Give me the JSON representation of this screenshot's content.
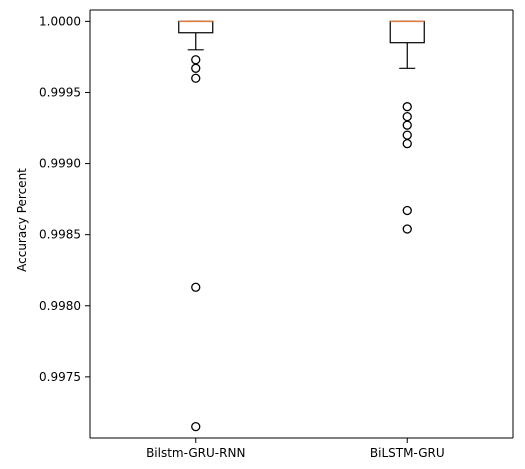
{
  "chart_data": {
    "type": "box",
    "title": "",
    "xlabel": "",
    "ylabel": "Accuracy Percent",
    "ylim": [
      0.99707,
      1.00008
    ],
    "y_ticks": [
      0.9975,
      0.998,
      0.9985,
      0.999,
      0.9995,
      1.0
    ],
    "y_tick_labels": [
      "0.9975",
      "0.9980",
      "0.9985",
      "0.9990",
      "0.9995",
      "1.0000"
    ],
    "grid": false,
    "categories": [
      "Bilstm-GRU-RNN",
      "BiLSTM-GRU"
    ],
    "boxes": [
      {
        "category": "Bilstm-GRU-RNN",
        "whisker_low": 0.9998,
        "q1": 0.99992,
        "median": 1.0,
        "q3": 1.0,
        "whisker_high": 1.0,
        "fliers": [
          0.99973,
          0.99967,
          0.9996,
          0.99813,
          0.99715
        ]
      },
      {
        "category": "BiLSTM-GRU",
        "whisker_low": 0.99967,
        "q1": 0.99985,
        "median": 1.0,
        "q3": 1.0,
        "whisker_high": 1.0,
        "fliers": [
          0.9994,
          0.99933,
          0.99927,
          0.9992,
          0.99914,
          0.99867,
          0.99854
        ]
      }
    ],
    "colors": {
      "box": "#000000",
      "median": "#e07b39",
      "flier": "#000000",
      "axis": "#000000"
    }
  }
}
+++
*EXERCISE*:
Omit the pictures and give the material again, exactly and in full.

*ANSWER TO THE TASK*:
Give me the JSON representation of this screenshot's content.
{
  "chart_data": {
    "type": "box",
    "title": "",
    "xlabel": "",
    "ylabel": "Accuracy Percent",
    "ylim": [
      0.99707,
      1.00008
    ],
    "y_ticks": [
      0.9975,
      0.998,
      0.9985,
      0.999,
      0.9995,
      1.0
    ],
    "y_tick_labels": [
      "0.9975",
      "0.9980",
      "0.9985",
      "0.9990",
      "0.9995",
      "1.0000"
    ],
    "grid": false,
    "categories": [
      "Bilstm-GRU-RNN",
      "BiLSTM-GRU"
    ],
    "boxes": [
      {
        "category": "Bilstm-GRU-RNN",
        "whisker_low": 0.9998,
        "q1": 0.99992,
        "median": 1.0,
        "q3": 1.0,
        "whisker_high": 1.0,
        "fliers": [
          0.99973,
          0.99967,
          0.9996,
          0.99813,
          0.99715
        ]
      },
      {
        "category": "BiLSTM-GRU",
        "whisker_low": 0.99967,
        "q1": 0.99985,
        "median": 1.0,
        "q3": 1.0,
        "whisker_high": 1.0,
        "fliers": [
          0.9994,
          0.99933,
          0.99927,
          0.9992,
          0.99914,
          0.99867,
          0.99854
        ]
      }
    ],
    "colors": {
      "box": "#000000",
      "median": "#e07b39",
      "flier": "#000000",
      "axis": "#000000"
    }
  }
}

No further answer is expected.